▽

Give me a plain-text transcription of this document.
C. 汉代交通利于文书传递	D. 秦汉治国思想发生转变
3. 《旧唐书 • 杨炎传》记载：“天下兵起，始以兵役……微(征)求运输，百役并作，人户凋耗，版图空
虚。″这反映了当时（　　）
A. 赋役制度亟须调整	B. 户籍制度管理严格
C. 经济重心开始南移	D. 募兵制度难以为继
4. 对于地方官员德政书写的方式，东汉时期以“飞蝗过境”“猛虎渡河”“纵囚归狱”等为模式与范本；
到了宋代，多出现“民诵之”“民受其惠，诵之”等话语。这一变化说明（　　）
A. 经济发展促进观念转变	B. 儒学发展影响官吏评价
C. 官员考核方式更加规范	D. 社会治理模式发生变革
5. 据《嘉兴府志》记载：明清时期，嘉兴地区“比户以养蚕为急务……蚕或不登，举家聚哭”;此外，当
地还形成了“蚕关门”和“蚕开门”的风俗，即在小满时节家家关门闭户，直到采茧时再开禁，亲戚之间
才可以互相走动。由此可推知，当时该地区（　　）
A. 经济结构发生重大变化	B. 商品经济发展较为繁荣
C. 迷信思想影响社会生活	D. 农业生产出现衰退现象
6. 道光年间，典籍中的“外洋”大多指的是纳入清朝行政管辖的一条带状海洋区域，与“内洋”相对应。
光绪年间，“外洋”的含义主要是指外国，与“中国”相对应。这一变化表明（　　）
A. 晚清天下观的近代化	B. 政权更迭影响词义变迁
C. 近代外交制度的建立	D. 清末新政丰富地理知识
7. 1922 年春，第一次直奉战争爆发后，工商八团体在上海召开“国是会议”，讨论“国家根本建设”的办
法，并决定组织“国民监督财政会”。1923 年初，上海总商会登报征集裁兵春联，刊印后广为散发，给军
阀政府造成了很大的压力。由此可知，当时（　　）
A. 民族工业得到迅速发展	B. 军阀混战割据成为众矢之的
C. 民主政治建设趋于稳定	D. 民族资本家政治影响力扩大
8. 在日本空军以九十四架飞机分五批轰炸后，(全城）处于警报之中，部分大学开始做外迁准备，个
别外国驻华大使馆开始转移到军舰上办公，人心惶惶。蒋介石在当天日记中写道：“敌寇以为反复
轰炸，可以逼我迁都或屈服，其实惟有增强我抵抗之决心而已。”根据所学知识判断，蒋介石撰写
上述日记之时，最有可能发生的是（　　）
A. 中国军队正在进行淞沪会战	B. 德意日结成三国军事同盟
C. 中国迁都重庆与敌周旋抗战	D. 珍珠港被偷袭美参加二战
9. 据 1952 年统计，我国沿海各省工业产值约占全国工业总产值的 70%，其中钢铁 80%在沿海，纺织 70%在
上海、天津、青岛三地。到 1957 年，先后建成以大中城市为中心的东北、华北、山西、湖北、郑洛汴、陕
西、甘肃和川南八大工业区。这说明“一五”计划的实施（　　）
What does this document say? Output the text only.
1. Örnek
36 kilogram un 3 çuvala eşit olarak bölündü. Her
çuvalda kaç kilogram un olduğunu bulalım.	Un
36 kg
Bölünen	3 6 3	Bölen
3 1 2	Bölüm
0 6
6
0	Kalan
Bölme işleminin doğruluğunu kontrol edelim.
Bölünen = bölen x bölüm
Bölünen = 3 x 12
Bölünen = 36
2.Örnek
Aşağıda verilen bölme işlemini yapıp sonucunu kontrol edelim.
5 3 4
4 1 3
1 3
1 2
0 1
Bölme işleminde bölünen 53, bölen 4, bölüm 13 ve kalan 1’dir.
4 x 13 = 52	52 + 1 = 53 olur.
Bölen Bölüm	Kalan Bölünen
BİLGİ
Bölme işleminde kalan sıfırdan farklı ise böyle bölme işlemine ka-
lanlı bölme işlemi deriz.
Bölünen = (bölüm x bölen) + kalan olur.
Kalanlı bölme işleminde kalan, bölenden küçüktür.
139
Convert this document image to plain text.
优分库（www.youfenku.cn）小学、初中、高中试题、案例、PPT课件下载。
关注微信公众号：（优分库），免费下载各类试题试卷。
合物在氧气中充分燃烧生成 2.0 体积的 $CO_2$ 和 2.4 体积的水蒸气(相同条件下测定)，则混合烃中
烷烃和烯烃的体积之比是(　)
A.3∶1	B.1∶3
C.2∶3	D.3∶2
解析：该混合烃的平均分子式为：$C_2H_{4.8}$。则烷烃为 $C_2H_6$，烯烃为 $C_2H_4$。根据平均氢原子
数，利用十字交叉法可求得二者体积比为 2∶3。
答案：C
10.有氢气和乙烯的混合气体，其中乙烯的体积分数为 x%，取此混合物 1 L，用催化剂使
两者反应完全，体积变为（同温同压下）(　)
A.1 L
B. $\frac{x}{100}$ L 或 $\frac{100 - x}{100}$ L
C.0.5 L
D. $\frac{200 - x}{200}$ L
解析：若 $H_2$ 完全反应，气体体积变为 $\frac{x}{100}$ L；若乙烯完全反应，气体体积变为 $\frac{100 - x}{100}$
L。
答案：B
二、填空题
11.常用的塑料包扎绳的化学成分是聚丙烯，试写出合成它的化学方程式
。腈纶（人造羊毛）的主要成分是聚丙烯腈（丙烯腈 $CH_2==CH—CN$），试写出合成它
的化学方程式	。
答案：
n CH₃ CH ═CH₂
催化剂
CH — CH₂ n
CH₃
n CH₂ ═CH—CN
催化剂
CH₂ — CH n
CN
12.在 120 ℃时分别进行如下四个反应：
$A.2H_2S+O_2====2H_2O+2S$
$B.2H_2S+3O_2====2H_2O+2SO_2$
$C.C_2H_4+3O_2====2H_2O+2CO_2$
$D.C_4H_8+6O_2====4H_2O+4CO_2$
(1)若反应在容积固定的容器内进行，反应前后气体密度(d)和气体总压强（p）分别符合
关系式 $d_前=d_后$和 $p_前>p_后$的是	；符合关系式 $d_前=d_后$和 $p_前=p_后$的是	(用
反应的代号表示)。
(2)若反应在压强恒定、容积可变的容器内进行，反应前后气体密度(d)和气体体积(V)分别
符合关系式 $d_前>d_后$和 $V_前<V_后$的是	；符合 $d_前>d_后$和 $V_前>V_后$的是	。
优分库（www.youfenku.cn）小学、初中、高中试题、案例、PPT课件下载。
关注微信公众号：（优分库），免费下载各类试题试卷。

△

## [Task brief]
Extract the listing in its entirety, matching it exactly.

## [Exercise result]
Give me a plain-text transcription of this document.
C. 汉代交通利于文书传递	D. 秦汉治国思想发生转变
3. 《旧唐书 • 杨炎传》记载：“天下兵起，始以兵役……微(征)求运输，百役并作，人户凋耗，版图空
虚。″这反映了当时（　　）
A. 赋役制度亟须调整	B. 户籍制度管理严格
C. 经济重心开始南移	D. 募兵制度难以为继
4. 对于地方官员德政书写的方式，东汉时期以“飞蝗过境”“猛虎渡河”“纵囚归狱”等为模式与范本；
到了宋代，多出现“民诵之”“民受其惠，诵之”等话语。这一变化说明（　　）
A. 经济发展促进观念转变	B. 儒学发展影响官吏评价
C. 官员考核方式更加规范	D. 社会治理模式发生变革
5. 据《嘉兴府志》记载：明清时期，嘉兴地区“比户以养蚕为急务……蚕或不登，举家聚哭”;此外，当
地还形成了“蚕关门”和“蚕开门”的风俗，即在小满时节家家关门闭户，直到采茧时再开禁，亲戚之间
才可以互相走动。由此可推知，当时该地区（　　）
A. 经济结构发生重大变化	B. 商品经济发展较为繁荣
C. 迷信思想影响社会生活	D. 农业生产出现衰退现象
6. 道光年间，典籍中的“外洋”大多指的是纳入清朝行政管辖的一条带状海洋区域，与“内洋”相对应。
光绪年间，“外洋”的含义主要是指外国，与“中国”相对应。这一变化表明（　　）
A. 晚清天下观的近代化	B. 政权更迭影响词义变迁
C. 近代外交制度的建立	D. 清末新政丰富地理知识
7. 1922 年春，第一次直奉战争爆发后，工商八团体在上海召开“国是会议”，讨论“国家根本建设”的办
法，并决定组织“国民监督财政会”。1923 年初，上海总商会登报征集裁兵春联，刊印后广为散发，给军
阀政府造成了很大的压力。由此可知，当时（　　）
A. 民族工业得到迅速发展	B. 军阀混战割据成为众矢之的
C. 民主政治建设趋于稳定	D. 民族资本家政治影响力扩大
8. 在日本空军以九十四架飞机分五批轰炸后，(全城）处于警报之中，部分大学开始做外迁准备，个
别外国驻华大使馆开始转移到军舰上办公，人心惶惶。蒋介石在当天日记中写道：“敌寇以为反复
轰炸，可以逼我迁都或屈服，其实惟有增强我抵抗之决心而已。”根据所学知识判断，蒋介石撰写
上述日记之时，最有可能发生的是（　　）
A. 中国军队正在进行淞沪会战	B. 德意日结成三国军事同盟
C. 中国迁都重庆与敌周旋抗战	D. 珍珠港被偷袭美参加二战
9. 据 1952 年统计，我国沿海各省工业产值约占全国工业总产值的 70%，其中钢铁 80%在沿海，纺织 70%在
上海、天津、青岛三地。到 1957 年，先后建成以大中城市为中心的东北、华北、山西、湖北、郑洛汴、陕
西、甘肃和川南八大工业区。这说明“一五”计划的实施（　　）
What does this document say? Output the text only.
1. Örnek
36 kilogram un 3 çuvala eşit olarak bölündü. Her
çuvalda kaç kilogram un olduğunu bulalım.	Un
36 kg
Bölünen	3 6 3	Bölen
3 1 2	Bölüm
0 6
6
0	Kalan
Bölme işleminin doğruluğunu kontrol edelim.
Bölünen = bölen x bölüm
Bölünen = 3 x 12
Bölünen = 36
2.Örnek
Aşağıda verilen bölme işlemini yapıp sonucunu kontrol edelim.
5 3 4
4 1 3
1 3
1 2
0 1
Bölme işleminde bölünen 53, bölen 4, bölüm 13 ve kalan 1’dir.
4 x 13 = 52	52 + 1 = 53 olur.
Bölen Bölüm	Kalan Bölünen
BİLGİ
Bölme işleminde kalan sıfırdan farklı ise böyle bölme işlemine ka-
lanlı bölme işlemi deriz.
Bölünen = (bölüm x bölen) + kalan olur.
Kalanlı bölme işleminde kalan, bölenden küçüktür.
139
Convert this document image to plain text.
优分库（www.youfenku.cn）小学、初中、高中试题、案例、PPT课件下载。
关注微信公众号：（优分库），免费下载各类试题试卷。
合物在氧气中充分燃烧生成 2.0 体积的 $CO_2$ 和 2.4 体积的水蒸气(相同条件下测定)，则混合烃中
烷烃和烯烃的体积之比是(　)
A.3∶1	B.1∶3
C.2∶3	D.3∶2
解析：该混合烃的平均分子式为：$C_2H_{4.8}$。则烷烃为 $C_2H_6$，烯烃为 $C_2H_4$。根据平均氢原子
数，利用十字交叉法可求得二者体积比为 2∶3。
答案：C
10.有氢气和乙烯的混合气体，其中乙烯的体积分数为 x%，取此混合物 1 L，用催化剂使
两者反应完全，体积变为（同温同压下）(　)
A.1 L
B. $\frac{x}{100}$ L 或 $\frac{100 - x}{100}$ L
C.0.5 L
D. $\frac{200 - x}{200}$ L
解析：若 $H_2$ 完全反应，气体体积变为 $\frac{x}{100}$ L；若乙烯完全反应，气体体积变为 $\frac{100 - x}{100}$
L。
答案：B
二、填空题
11.常用的塑料包扎绳的化学成分是聚丙烯，试写出合成它的化学方程式
。腈纶（人造羊毛）的主要成分是聚丙烯腈（丙烯腈 $CH_2==CH—CN$），试写出合成它
的化学方程式	。
答案：
n CH₃ CH ═CH₂
催化剂
CH — CH₂ n
CH₃
n CH₂ ═CH—CN
催化剂
CH₂ — CH n
CN
12.在 120 ℃时分别进行如下四个反应：
$A.2H_2S+O_2====2H_2O+2S$
$B.2H_2S+3O_2====2H_2O+2SO_2$
$C.C_2H_4+3O_2====2H_2O+2CO_2$
$D.C_4H_8+6O_2====4H_2O+4CO_2$
(1)若反应在容积固定的容器内进行，反应前后气体密度(d)和气体总压强（p）分别符合
关系式 $d_前=d_后$和 $p_前>p_后$的是	；符合关系式 $d_前=d_后$和 $p_前=p_后$的是	(用
反应的代号表示)。
(2)若反应在压强恒定、容积可变的容器内进行，反应前后气体密度(d)和气体体积(V)分别
符合关系式 $d_前>d_后$和 $V_前<V_后$的是	；符合 $d_前>d_后$和 $V_前>V_后$的是	。
优分库（www.youfenku.cn）小学、初中、高中试题、案例、PPT课件下载。
关注微信公众号：（优分库），免费下载各类试题试卷。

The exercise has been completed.